== Your goal ==
Give only the number of lines in these records that contain the word "JSON".

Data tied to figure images
※ ※ ※

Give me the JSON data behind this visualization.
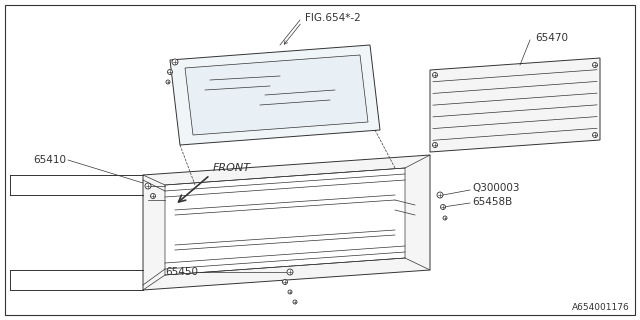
{
  "bg_color": "#ffffff",
  "line_color": "#333333",
  "lw": 0.7,
  "tlw": 0.5,
  "watermark": "A654001176",
  "label_FIG654": "FIG.654*-2",
  "label_65410": "65410",
  "label_65470": "65470",
  "label_65450": "65450",
  "label_65458B": "65458B",
  "label_Q300003": "Q300003",
  "label_FRONT": "FRONT",
  "font_size": 7.5,
  "gray": "#aaaaaa"
}
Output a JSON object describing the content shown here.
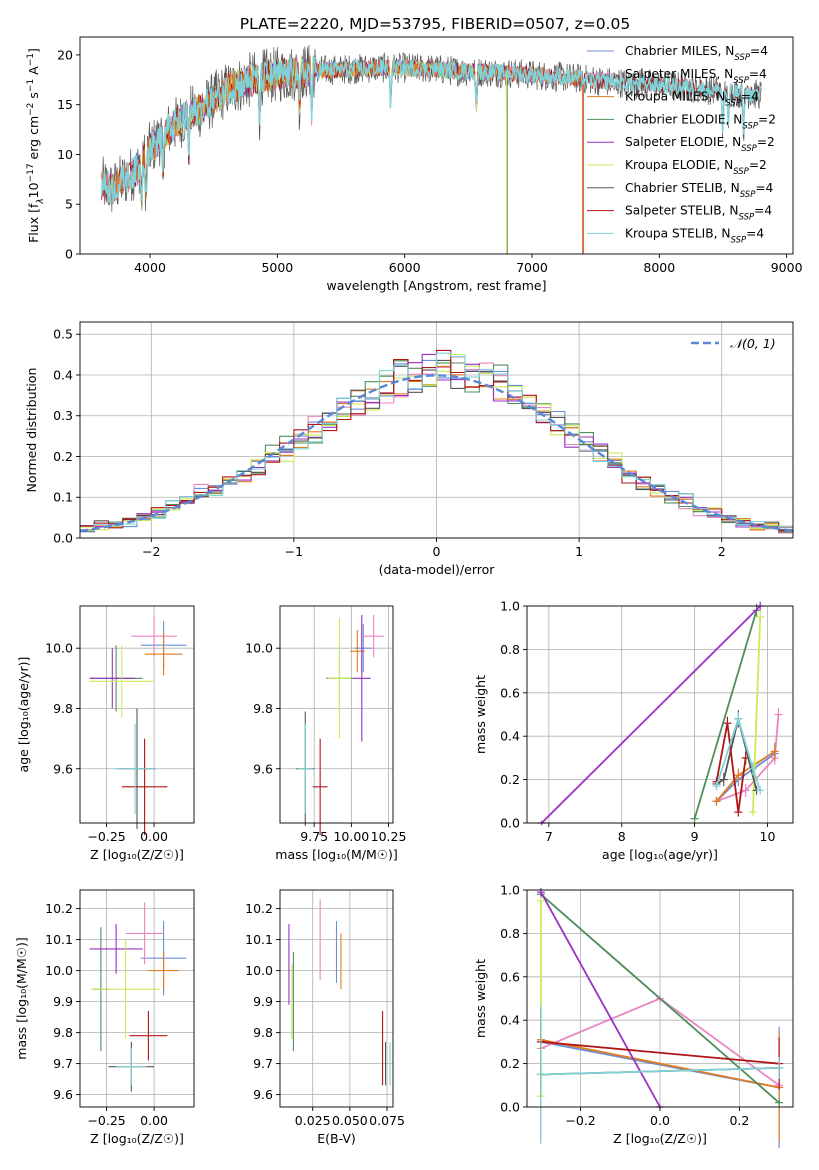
{
  "title": "PLATE=2220, MJD=53795, FIBERID=0507, z=0.05",
  "colors": {
    "ChabrierMILES": "#6b8fd6",
    "SalpeterMILES": "#e985c1",
    "KroupaMILES": "#e07b1f",
    "ChabrierELODIE": "#4f8f5c",
    "SalpeterELODIE": "#9a31c4",
    "KroupaELODIE": "#c9ec5a",
    "ChabrierSTELIB": "#555555",
    "SalpeterSTELIB": "#b01515",
    "KroupaSTELIB": "#7fd3d8",
    "normal": "#5b86d9"
  },
  "legend_models": [
    {
      "key": "ChabrierMILES",
      "label": "Chabrier MILES, N",
      "sub": "SSP",
      "suffix": "=4"
    },
    {
      "key": "SalpeterMILES",
      "label": "Salpeter MILES, N",
      "sub": "SSP",
      "suffix": "=4"
    },
    {
      "key": "KroupaMILES",
      "label": "Kroupa MILES, N",
      "sub": "SSP",
      "suffix": "=4"
    },
    {
      "key": "ChabrierELODIE",
      "label": "Chabrier ELODIE, N",
      "sub": "SSP",
      "suffix": "=2"
    },
    {
      "key": "SalpeterELODIE",
      "label": "Salpeter ELODIE, N",
      "sub": "SSP",
      "suffix": "=2"
    },
    {
      "key": "KroupaELODIE",
      "label": "Kroupa ELODIE, N",
      "sub": "SSP",
      "suffix": "=2"
    },
    {
      "key": "ChabrierSTELIB",
      "label": "Chabrier STELIB, N",
      "sub": "SSP",
      "suffix": "=4"
    },
    {
      "key": "SalpeterSTELIB",
      "label": "Salpeter STELIB, N",
      "sub": "SSP",
      "suffix": "=4"
    },
    {
      "key": "KroupaSTELIB",
      "label": "Kroupa STELIB, N",
      "sub": "SSP",
      "suffix": "=4"
    }
  ],
  "chart_data": [
    {
      "id": "spectrum",
      "type": "line",
      "xlabel": "wavelength [Angstrom, rest frame]",
      "ylabel": "Flux [f",
      "ylabel_parts": [
        "Flux [f",
        "λ",
        "10",
        "−17",
        " erg cm",
        "−2",
        " s",
        "−1",
        " A",
        "−1",
        "]"
      ],
      "xlim": [
        3450,
        9050
      ],
      "ylim": [
        0,
        21.8
      ],
      "xticks": [
        4000,
        5000,
        6000,
        7000,
        8000,
        9000
      ],
      "yticks": [
        0,
        5,
        10,
        15,
        20
      ],
      "grid": false,
      "legend": "top-right",
      "continuum": {
        "x": [
          3620,
          3700,
          3800,
          3900,
          4000,
          4100,
          4200,
          4300,
          4400,
          4500,
          4600,
          4700,
          4800,
          4900,
          5000,
          5200,
          5400,
          5600,
          5800,
          6000,
          6200,
          6400,
          6600,
          6800,
          7000,
          7200,
          7400,
          7600,
          7800,
          8000,
          8200,
          8400,
          8600,
          8800
        ],
        "y": [
          7,
          6.5,
          7.5,
          8.5,
          10.5,
          12,
          13,
          14,
          14.5,
          15.5,
          16.5,
          17,
          17.5,
          17.8,
          18,
          18.3,
          18.5,
          18.6,
          18.7,
          18.7,
          18.6,
          18.4,
          18.3,
          18.2,
          18.0,
          17.8,
          17.6,
          17.3,
          17.1,
          17.0,
          16.8,
          16.5,
          16.2,
          16.0
        ]
      },
      "absorption_lines": [
        3934,
        3968,
        4102,
        4304,
        4861,
        5175,
        5270,
        5890,
        6563,
        8498,
        8542,
        8662
      ],
      "noise": 1.2,
      "series_ranges": [
        {
          "key": "ChabrierMILES",
          "x": [
            3620,
            7400
          ]
        },
        {
          "key": "SalpeterMILES",
          "x": [
            3620,
            7400
          ]
        },
        {
          "key": "KroupaMILES",
          "x": [
            3620,
            7400
          ]
        },
        {
          "key": "ChabrierELODIE",
          "x": [
            3900,
            6800
          ]
        },
        {
          "key": "SalpeterELODIE",
          "x": [
            3900,
            6800
          ]
        },
        {
          "key": "KroupaELODIE",
          "x": [
            3900,
            6800
          ]
        },
        {
          "key": "ChabrierSTELIB",
          "x": [
            3620,
            8800
          ]
        },
        {
          "key": "SalpeterSTELIB",
          "x": [
            3620,
            8800
          ]
        },
        {
          "key": "KroupaSTELIB",
          "x": [
            3620,
            8800
          ]
        }
      ]
    },
    {
      "id": "residual_hist",
      "type": "step",
      "xlabel": "(data-model)/error",
      "ylabel": "Normed distribution",
      "xlim": [
        -2.5,
        2.5
      ],
      "ylim": [
        0,
        0.53
      ],
      "xticks": [
        -2,
        -1,
        0,
        1,
        2
      ],
      "yticks": [
        0.0,
        0.1,
        0.2,
        0.3,
        0.4,
        0.5
      ],
      "grid": true,
      "legend": "top-right",
      "normal_label": "𝒩(0, 1)",
      "bin_edges_start": -2.5,
      "bin_width": 0.1,
      "base_hist": [
        0.022,
        0.03,
        0.03,
        0.04,
        0.05,
        0.06,
        0.08,
        0.09,
        0.11,
        0.12,
        0.14,
        0.16,
        0.18,
        0.2,
        0.22,
        0.25,
        0.27,
        0.29,
        0.31,
        0.33,
        0.35,
        0.37,
        0.39,
        0.4,
        0.41,
        0.42,
        0.41,
        0.4,
        0.39,
        0.38,
        0.36,
        0.33,
        0.31,
        0.28,
        0.26,
        0.23,
        0.21,
        0.18,
        0.16,
        0.14,
        0.12,
        0.1,
        0.09,
        0.07,
        0.06,
        0.05,
        0.04,
        0.03,
        0.03,
        0.022
      ],
      "series_keys": [
        "ChabrierMILES",
        "SalpeterMILES",
        "KroupaMILES",
        "ChabrierELODIE",
        "SalpeterELODIE",
        "KroupaELODIE",
        "ChabrierSTELIB",
        "SalpeterSTELIB",
        "KroupaSTELIB"
      ]
    },
    {
      "id": "age_vs_Z",
      "type": "errorbar",
      "xlabel": "Z [log₁₀(Z/Z☉)]",
      "ylabel": "age  [log₁₀(age/yr)]",
      "xlim": [
        -0.39,
        0.21
      ],
      "ylim": [
        9.42,
        10.14
      ],
      "xticks": [
        -0.25,
        0.0
      ],
      "xtick_labels": [
        "−0.25",
        "0.00"
      ],
      "yticks": [
        9.6,
        9.8,
        10.0
      ],
      "grid": true,
      "points": [
        {
          "key": "ChabrierMILES",
          "x": 0.05,
          "y": 10.01,
          "xerr": 0.12,
          "yerr": 0.08
        },
        {
          "key": "SalpeterMILES",
          "x": 0.0,
          "y": 10.04,
          "xerr": 0.12,
          "yerr": 0.07
        },
        {
          "key": "KroupaMILES",
          "x": 0.05,
          "y": 9.98,
          "xerr": 0.1,
          "yerr": 0.07
        },
        {
          "key": "ChabrierELODIE",
          "x": -0.2,
          "y": 9.9,
          "xerr": 0.14,
          "yerr": 0.11
        },
        {
          "key": "SalpeterELODIE",
          "x": -0.22,
          "y": 9.9,
          "xerr": 0.12,
          "yerr": 0.1
        },
        {
          "key": "KroupaELODIE",
          "x": -0.17,
          "y": 9.89,
          "xerr": 0.17,
          "yerr": 0.12
        },
        {
          "key": "ChabrierSTELIB",
          "x": -0.09,
          "y": 9.6,
          "xerr": 0.1,
          "yerr": 0.2
        },
        {
          "key": "SalpeterSTELIB",
          "x": -0.05,
          "y": 9.54,
          "xerr": 0.12,
          "yerr": 0.16
        },
        {
          "key": "KroupaSTELIB",
          "x": -0.1,
          "y": 9.6,
          "xerr": 0.11,
          "yerr": 0.15
        }
      ]
    },
    {
      "id": "age_vs_mass",
      "type": "errorbar",
      "xlabel": "mass [log₁₀(M/M☉)]",
      "ylabel": "",
      "xlim": [
        9.52,
        10.28
      ],
      "ylim": [
        9.42,
        10.14
      ],
      "xticks": [
        9.75,
        10.0,
        10.25
      ],
      "xtick_labels": [
        "9.75",
        "10.00",
        "10.25"
      ],
      "yticks": [
        9.6,
        9.8,
        10.0
      ],
      "grid": true,
      "points": [
        {
          "key": "ChabrierMILES",
          "x": 10.08,
          "y": 10.0,
          "xerr": 0.06,
          "yerr": 0.08
        },
        {
          "key": "SalpeterMILES",
          "x": 10.15,
          "y": 10.04,
          "xerr": 0.07,
          "yerr": 0.07
        },
        {
          "key": "KroupaMILES",
          "x": 10.04,
          "y": 9.99,
          "xerr": 0.05,
          "yerr": 0.07
        },
        {
          "key": "ChabrierELODIE",
          "x": 9.92,
          "y": 9.9,
          "xerr": 0.09,
          "yerr": 0.11
        },
        {
          "key": "SalpeterELODIE",
          "x": 10.07,
          "y": 9.9,
          "xerr": 0.06,
          "yerr": 0.21
        },
        {
          "key": "KroupaELODIE",
          "x": 9.92,
          "y": 9.9,
          "xerr": 0.08,
          "yerr": 0.2
        },
        {
          "key": "ChabrierSTELIB",
          "x": 9.69,
          "y": 9.6,
          "xerr": 0.06,
          "yerr": 0.19
        },
        {
          "key": "SalpeterSTELIB",
          "x": 9.79,
          "y": 9.54,
          "xerr": 0.05,
          "yerr": 0.16
        },
        {
          "key": "KroupaSTELIB",
          "x": 9.69,
          "y": 9.6,
          "xerr": 0.05,
          "yerr": 0.15
        }
      ]
    },
    {
      "id": "mass_weight_vs_age",
      "type": "line",
      "xlabel": "age  [log₁₀(age/yr)]",
      "ylabel": "mass weight",
      "xlim": [
        6.7,
        10.35
      ],
      "ylim": [
        0.0,
        1.0
      ],
      "xticks": [
        7,
        8,
        9,
        10
      ],
      "yticks": [
        0.0,
        0.2,
        0.4,
        0.6,
        0.8,
        1.0
      ],
      "grid": true,
      "series": [
        {
          "key": "ChabrierMILES",
          "x": [
            9.3,
            9.6,
            10.1
          ],
          "y": [
            0.1,
            0.2,
            0.32
          ],
          "yerr": [
            0.02,
            0.03,
            0.04
          ]
        },
        {
          "key": "SalpeterMILES",
          "x": [
            9.3,
            9.7,
            10.1,
            10.15
          ],
          "y": [
            0.1,
            0.15,
            0.3,
            0.5
          ],
          "yerr": [
            0.02,
            0.03,
            0.03,
            0.03
          ]
        },
        {
          "key": "KroupaMILES",
          "x": [
            9.3,
            9.6,
            10.1
          ],
          "y": [
            0.1,
            0.22,
            0.33
          ],
          "yerr": [
            0.02,
            0.03,
            0.04
          ]
        },
        {
          "key": "ChabrierELODIE",
          "x": [
            9.0,
            9.85
          ],
          "y": [
            0.02,
            0.98
          ],
          "yerr": [
            0.02,
            0.03
          ]
        },
        {
          "key": "SalpeterELODIE",
          "x": [
            6.9,
            9.9
          ],
          "y": [
            0.0,
            1.0
          ],
          "yerr": [
            0.01,
            0.02
          ]
        },
        {
          "key": "KroupaELODIE",
          "x": [
            9.8,
            9.9
          ],
          "y": [
            0.05,
            0.95
          ],
          "yerr": [
            0.02,
            0.03
          ]
        },
        {
          "key": "ChabrierSTELIB",
          "x": [
            9.3,
            9.4,
            9.6,
            9.85
          ],
          "y": [
            0.18,
            0.2,
            0.48,
            0.15
          ],
          "yerr": [
            0.02,
            0.03,
            0.04,
            0.02
          ]
        },
        {
          "key": "SalpeterSTELIB",
          "x": [
            9.3,
            9.45,
            9.6,
            9.7
          ],
          "y": [
            0.19,
            0.46,
            0.05,
            0.3
          ],
          "yerr": [
            0.02,
            0.03,
            0.02,
            0.03
          ]
        },
        {
          "key": "KroupaSTELIB",
          "x": [
            9.3,
            9.6,
            9.8,
            9.9
          ],
          "y": [
            0.17,
            0.48,
            0.25,
            0.15
          ],
          "yerr": [
            0.02,
            0.03,
            0.03,
            0.02
          ]
        }
      ]
    },
    {
      "id": "mass_vs_Z",
      "type": "errorbar",
      "xlabel": "Z [log₁₀(Z/Z☉)]",
      "ylabel": "mass [log₁₀(M/M☉)]",
      "xlim": [
        -0.39,
        0.21
      ],
      "ylim": [
        9.56,
        10.26
      ],
      "xticks": [
        -0.25,
        0.0
      ],
      "xtick_labels": [
        "−0.25",
        "0.00"
      ],
      "yticks": [
        9.6,
        9.7,
        9.8,
        9.9,
        10.0,
        10.1,
        10.2
      ],
      "grid": true,
      "points": [
        {
          "key": "ChabrierMILES",
          "x": 0.05,
          "y": 10.04,
          "xerr": 0.12,
          "yerr": 0.12
        },
        {
          "key": "SalpeterMILES",
          "x": -0.05,
          "y": 10.12,
          "xerr": 0.1,
          "yerr": 0.1
        },
        {
          "key": "KroupaMILES",
          "x": 0.05,
          "y": 10.0,
          "xerr": 0.08,
          "yerr": 0.06
        },
        {
          "key": "ChabrierELODIE",
          "x": -0.28,
          "y": 9.94,
          "xerr": 0.04,
          "yerr": 0.2
        },
        {
          "key": "SalpeterELODIE",
          "x": -0.2,
          "y": 10.07,
          "xerr": 0.14,
          "yerr": 0.08
        },
        {
          "key": "KroupaELODIE",
          "x": -0.15,
          "y": 9.94,
          "xerr": 0.18,
          "yerr": 0.16
        },
        {
          "key": "ChabrierSTELIB",
          "x": -0.12,
          "y": 9.69,
          "xerr": 0.12,
          "yerr": 0.08
        },
        {
          "key": "SalpeterSTELIB",
          "x": -0.03,
          "y": 9.79,
          "xerr": 0.1,
          "yerr": 0.08
        },
        {
          "key": "KroupaSTELIB",
          "x": -0.12,
          "y": 9.69,
          "xerr": 0.08,
          "yerr": 0.06
        }
      ]
    },
    {
      "id": "mass_vs_ebv",
      "type": "errorbar",
      "xlabel": "E(B-V)",
      "ylabel": "",
      "xlim": [
        0.003,
        0.079
      ],
      "ylim": [
        9.56,
        10.26
      ],
      "xticks": [
        0.025,
        0.05,
        0.075
      ],
      "xtick_labels": [
        "0.025",
        "0.050",
        "0.075"
      ],
      "yticks": [
        9.6,
        9.7,
        9.8,
        9.9,
        10.0,
        10.1,
        10.2
      ],
      "grid": true,
      "points": [
        {
          "key": "ChabrierMILES",
          "x": 0.041,
          "y": 10.06,
          "xerr": 0.0,
          "yerr": 0.1
        },
        {
          "key": "SalpeterMILES",
          "x": 0.03,
          "y": 10.1,
          "xerr": 0.0,
          "yerr": 0.13
        },
        {
          "key": "KroupaMILES",
          "x": 0.044,
          "y": 10.03,
          "xerr": 0.0,
          "yerr": 0.09
        },
        {
          "key": "ChabrierELODIE",
          "x": 0.012,
          "y": 9.9,
          "xerr": 0.0,
          "yerr": 0.16
        },
        {
          "key": "SalpeterELODIE",
          "x": 0.009,
          "y": 10.02,
          "xerr": 0.0,
          "yerr": 0.13
        },
        {
          "key": "KroupaELODIE",
          "x": 0.011,
          "y": 9.9,
          "xerr": 0.0,
          "yerr": 0.12
        },
        {
          "key": "ChabrierSTELIB",
          "x": 0.074,
          "y": 9.7,
          "xerr": 0.0,
          "yerr": 0.07
        },
        {
          "key": "SalpeterSTELIB",
          "x": 0.072,
          "y": 9.75,
          "xerr": 0.0,
          "yerr": 0.12
        },
        {
          "key": "KroupaSTELIB",
          "x": 0.077,
          "y": 9.7,
          "xerr": 0.0,
          "yerr": 0.07
        }
      ]
    },
    {
      "id": "mass_weight_vs_Z",
      "type": "line",
      "xlabel": "Z [log₁₀(Z/Z☉)]",
      "ylabel": "mass weight",
      "xlim": [
        -0.335,
        0.335
      ],
      "ylim": [
        0.0,
        1.0
      ],
      "xticks": [
        -0.2,
        0.0,
        0.2
      ],
      "xtick_labels": [
        "−0.2",
        "0.0",
        "0.2"
      ],
      "yticks": [
        0.0,
        0.2,
        0.4,
        0.6,
        0.8,
        1.0
      ],
      "grid": true,
      "series": [
        {
          "key": "ChabrierMILES",
          "x": [
            -0.3,
            0.3
          ],
          "y": [
            0.3,
            0.09
          ],
          "yerr": [
            0.18,
            0.28
          ]
        },
        {
          "key": "SalpeterMILES",
          "x": [
            -0.3,
            0.0,
            0.3
          ],
          "y": [
            0.27,
            0.5,
            0.1
          ],
          "yerr": [
            0.05,
            0.02,
            0.05
          ]
        },
        {
          "key": "KroupaMILES",
          "x": [
            -0.3,
            0.3
          ],
          "y": [
            0.31,
            0.09
          ],
          "yerr": [
            0.05,
            0.25
          ]
        },
        {
          "key": "ChabrierELODIE",
          "x": [
            -0.3,
            0.3
          ],
          "y": [
            0.98,
            0.02
          ],
          "yerr": [
            0.02,
            0.02
          ]
        },
        {
          "key": "SalpeterELODIE",
          "x": [
            -0.3,
            0.0
          ],
          "y": [
            0.99,
            0.0
          ],
          "yerr": [
            0.02,
            0.01
          ]
        },
        {
          "key": "KroupaELODIE",
          "x": [
            -0.3,
            -0.3
          ],
          "y": [
            0.95,
            0.05
          ],
          "yerr": [
            0.02,
            0.02
          ]
        },
        {
          "key": "ChabrierSTELIB",
          "x": [
            -0.3,
            0.3
          ],
          "y": [
            0.15,
            0.18
          ],
          "yerr": [
            0.3,
            0.05
          ]
        },
        {
          "key": "SalpeterSTELIB",
          "x": [
            -0.3,
            0.3
          ],
          "y": [
            0.3,
            0.2
          ],
          "yerr": [
            0.03,
            0.12
          ]
        },
        {
          "key": "KroupaSTELIB",
          "x": [
            -0.3,
            0.3
          ],
          "y": [
            0.15,
            0.18
          ],
          "yerr": [
            0.32,
            0.05
          ]
        }
      ]
    }
  ]
}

※ ※ ※

== Reply ==
2